(SET EXERCISE) Extract, from the records beneath this instruction, each line that contains the word "there".

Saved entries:
┄┄┄┄┄┄┄┄┄┄┄┄┄┄┄┄┄┄┄┄
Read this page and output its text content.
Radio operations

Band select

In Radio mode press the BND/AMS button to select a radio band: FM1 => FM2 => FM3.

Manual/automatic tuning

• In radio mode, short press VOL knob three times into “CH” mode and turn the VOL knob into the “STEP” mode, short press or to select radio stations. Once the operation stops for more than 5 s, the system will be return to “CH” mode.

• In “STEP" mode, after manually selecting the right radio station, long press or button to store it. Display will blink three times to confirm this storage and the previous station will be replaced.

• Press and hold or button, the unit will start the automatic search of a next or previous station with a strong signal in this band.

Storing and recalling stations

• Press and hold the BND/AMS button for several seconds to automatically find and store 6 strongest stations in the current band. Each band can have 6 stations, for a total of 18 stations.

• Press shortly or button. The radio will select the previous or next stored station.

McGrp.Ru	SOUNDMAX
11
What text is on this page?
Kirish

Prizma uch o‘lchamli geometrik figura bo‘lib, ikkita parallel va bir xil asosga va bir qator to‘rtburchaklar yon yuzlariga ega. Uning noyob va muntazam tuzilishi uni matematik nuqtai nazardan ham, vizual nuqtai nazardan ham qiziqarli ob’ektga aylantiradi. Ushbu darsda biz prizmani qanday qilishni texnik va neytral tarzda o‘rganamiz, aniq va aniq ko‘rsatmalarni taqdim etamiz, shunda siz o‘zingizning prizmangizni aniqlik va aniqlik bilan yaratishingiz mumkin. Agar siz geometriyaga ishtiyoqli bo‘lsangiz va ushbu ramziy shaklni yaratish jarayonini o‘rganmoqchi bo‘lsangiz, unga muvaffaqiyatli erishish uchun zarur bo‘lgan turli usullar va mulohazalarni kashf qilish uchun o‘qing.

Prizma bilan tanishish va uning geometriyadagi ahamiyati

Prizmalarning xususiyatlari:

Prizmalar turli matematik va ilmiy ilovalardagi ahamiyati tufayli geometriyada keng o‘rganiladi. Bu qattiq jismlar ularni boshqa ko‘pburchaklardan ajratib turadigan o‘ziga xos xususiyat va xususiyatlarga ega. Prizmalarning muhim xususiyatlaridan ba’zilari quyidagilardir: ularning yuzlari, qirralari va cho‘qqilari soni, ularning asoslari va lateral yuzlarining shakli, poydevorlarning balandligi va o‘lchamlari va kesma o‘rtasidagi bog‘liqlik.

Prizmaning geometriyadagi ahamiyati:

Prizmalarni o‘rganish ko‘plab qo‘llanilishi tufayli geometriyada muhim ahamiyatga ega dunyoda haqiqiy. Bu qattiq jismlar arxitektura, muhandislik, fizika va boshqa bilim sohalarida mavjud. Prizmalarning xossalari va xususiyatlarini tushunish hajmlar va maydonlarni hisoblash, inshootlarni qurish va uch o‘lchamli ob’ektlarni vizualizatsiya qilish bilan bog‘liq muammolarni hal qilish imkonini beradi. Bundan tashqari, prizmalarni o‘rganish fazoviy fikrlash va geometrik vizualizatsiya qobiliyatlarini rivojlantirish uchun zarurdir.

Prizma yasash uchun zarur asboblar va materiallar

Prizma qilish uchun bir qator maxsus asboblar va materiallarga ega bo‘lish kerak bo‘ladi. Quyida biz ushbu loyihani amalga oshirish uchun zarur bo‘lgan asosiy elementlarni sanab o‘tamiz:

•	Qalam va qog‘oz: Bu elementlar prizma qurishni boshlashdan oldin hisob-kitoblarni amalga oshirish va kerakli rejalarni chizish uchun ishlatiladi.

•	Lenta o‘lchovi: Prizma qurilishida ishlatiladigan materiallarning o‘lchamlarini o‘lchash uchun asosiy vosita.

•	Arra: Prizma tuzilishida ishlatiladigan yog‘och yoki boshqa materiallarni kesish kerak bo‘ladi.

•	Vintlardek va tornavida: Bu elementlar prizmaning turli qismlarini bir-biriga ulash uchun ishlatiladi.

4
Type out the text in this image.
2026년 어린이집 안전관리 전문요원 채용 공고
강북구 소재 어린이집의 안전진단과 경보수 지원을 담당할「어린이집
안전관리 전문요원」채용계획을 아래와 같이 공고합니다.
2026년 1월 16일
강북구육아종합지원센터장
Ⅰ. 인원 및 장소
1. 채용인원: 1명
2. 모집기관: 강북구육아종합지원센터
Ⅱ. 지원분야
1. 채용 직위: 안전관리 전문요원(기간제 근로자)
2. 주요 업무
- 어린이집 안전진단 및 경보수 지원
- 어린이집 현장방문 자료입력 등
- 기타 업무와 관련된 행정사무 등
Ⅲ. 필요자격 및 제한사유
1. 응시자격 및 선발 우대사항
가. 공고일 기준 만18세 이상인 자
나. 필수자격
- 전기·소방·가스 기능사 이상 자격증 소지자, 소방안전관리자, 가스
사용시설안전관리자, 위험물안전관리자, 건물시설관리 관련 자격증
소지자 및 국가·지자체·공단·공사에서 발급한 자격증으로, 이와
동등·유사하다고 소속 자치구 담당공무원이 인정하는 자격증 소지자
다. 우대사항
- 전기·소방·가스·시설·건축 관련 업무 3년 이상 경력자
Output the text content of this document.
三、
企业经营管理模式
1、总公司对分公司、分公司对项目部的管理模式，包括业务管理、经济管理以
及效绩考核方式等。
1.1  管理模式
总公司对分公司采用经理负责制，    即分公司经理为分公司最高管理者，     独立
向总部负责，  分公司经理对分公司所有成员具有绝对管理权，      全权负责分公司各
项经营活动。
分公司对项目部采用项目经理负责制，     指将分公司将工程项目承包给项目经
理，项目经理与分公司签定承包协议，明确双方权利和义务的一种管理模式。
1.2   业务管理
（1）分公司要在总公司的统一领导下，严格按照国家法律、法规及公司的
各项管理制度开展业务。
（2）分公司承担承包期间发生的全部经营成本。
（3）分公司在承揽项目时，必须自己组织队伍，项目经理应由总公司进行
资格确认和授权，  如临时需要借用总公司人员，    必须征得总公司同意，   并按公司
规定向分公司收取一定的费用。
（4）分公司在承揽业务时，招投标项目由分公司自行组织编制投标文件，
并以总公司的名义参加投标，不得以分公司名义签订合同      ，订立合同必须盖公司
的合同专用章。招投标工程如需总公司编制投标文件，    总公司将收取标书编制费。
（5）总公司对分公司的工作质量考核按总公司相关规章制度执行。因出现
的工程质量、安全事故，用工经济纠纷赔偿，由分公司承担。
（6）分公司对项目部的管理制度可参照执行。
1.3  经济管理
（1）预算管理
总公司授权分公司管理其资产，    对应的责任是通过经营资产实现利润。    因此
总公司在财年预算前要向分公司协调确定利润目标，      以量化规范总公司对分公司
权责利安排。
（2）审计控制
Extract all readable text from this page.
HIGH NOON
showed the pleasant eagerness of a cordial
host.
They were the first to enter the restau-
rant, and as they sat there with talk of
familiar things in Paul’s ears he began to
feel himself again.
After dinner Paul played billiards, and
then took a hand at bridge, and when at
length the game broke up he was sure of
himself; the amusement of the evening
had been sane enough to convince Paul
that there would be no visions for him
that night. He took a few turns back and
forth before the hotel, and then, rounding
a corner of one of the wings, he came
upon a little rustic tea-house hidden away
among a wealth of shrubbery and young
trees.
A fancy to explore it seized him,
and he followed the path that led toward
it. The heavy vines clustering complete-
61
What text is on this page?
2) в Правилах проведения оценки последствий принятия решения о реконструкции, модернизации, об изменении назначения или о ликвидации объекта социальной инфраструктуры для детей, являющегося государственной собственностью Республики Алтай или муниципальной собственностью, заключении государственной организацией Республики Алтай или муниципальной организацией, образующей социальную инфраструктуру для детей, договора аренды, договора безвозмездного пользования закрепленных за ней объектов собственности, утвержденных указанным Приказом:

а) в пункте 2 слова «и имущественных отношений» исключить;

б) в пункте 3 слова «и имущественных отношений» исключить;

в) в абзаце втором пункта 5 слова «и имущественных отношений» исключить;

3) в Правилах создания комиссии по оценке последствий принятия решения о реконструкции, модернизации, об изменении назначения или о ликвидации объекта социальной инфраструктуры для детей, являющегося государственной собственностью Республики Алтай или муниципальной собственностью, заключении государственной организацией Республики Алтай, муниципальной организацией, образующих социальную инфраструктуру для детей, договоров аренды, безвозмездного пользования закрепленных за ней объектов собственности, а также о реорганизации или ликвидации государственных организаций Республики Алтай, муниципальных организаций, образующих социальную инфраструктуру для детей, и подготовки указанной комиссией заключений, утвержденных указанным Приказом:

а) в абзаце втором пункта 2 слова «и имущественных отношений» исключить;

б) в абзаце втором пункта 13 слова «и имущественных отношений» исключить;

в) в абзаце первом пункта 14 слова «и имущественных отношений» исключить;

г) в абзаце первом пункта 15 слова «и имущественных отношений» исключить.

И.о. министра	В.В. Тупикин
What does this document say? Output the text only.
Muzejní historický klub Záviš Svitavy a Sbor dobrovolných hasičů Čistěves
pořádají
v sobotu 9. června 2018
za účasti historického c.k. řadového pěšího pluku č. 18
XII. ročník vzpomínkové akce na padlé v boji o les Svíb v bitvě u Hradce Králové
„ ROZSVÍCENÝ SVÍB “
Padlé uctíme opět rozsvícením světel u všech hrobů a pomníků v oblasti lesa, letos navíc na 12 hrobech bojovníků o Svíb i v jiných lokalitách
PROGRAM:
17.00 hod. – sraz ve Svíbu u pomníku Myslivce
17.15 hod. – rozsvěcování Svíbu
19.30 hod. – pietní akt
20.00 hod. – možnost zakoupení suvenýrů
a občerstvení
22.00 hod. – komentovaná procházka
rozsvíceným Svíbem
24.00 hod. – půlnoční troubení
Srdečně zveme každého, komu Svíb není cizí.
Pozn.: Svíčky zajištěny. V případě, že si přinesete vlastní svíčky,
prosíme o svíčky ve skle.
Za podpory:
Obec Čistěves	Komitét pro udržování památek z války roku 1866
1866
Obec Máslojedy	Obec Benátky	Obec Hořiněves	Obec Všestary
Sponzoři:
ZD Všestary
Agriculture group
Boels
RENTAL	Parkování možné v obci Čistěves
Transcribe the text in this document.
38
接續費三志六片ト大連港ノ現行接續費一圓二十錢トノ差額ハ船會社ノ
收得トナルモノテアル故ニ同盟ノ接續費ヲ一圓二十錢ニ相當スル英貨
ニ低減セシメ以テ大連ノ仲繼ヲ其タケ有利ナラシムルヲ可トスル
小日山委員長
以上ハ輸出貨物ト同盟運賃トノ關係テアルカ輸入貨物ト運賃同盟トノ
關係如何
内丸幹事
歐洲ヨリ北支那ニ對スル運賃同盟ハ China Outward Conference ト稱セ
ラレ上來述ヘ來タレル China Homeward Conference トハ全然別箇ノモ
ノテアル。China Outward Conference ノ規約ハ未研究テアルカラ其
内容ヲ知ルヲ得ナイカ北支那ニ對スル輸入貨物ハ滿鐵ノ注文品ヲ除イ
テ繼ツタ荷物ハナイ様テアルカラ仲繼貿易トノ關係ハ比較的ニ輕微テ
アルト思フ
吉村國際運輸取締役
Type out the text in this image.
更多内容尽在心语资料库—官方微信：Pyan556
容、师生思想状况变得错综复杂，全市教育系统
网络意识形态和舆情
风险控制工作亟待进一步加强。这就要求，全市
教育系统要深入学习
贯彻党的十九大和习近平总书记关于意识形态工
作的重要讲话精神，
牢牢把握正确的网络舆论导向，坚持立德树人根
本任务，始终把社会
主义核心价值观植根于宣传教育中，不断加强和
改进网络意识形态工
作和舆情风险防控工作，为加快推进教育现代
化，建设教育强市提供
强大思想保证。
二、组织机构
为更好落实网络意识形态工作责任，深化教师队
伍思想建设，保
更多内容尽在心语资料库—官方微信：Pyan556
┄┄┄┄┄┄┄┄┄┄┄┄┄┄┄┄┄┄┄┄
(THE OUTPUT)
rant, and as they sat there with talk of
that there would be no visions for him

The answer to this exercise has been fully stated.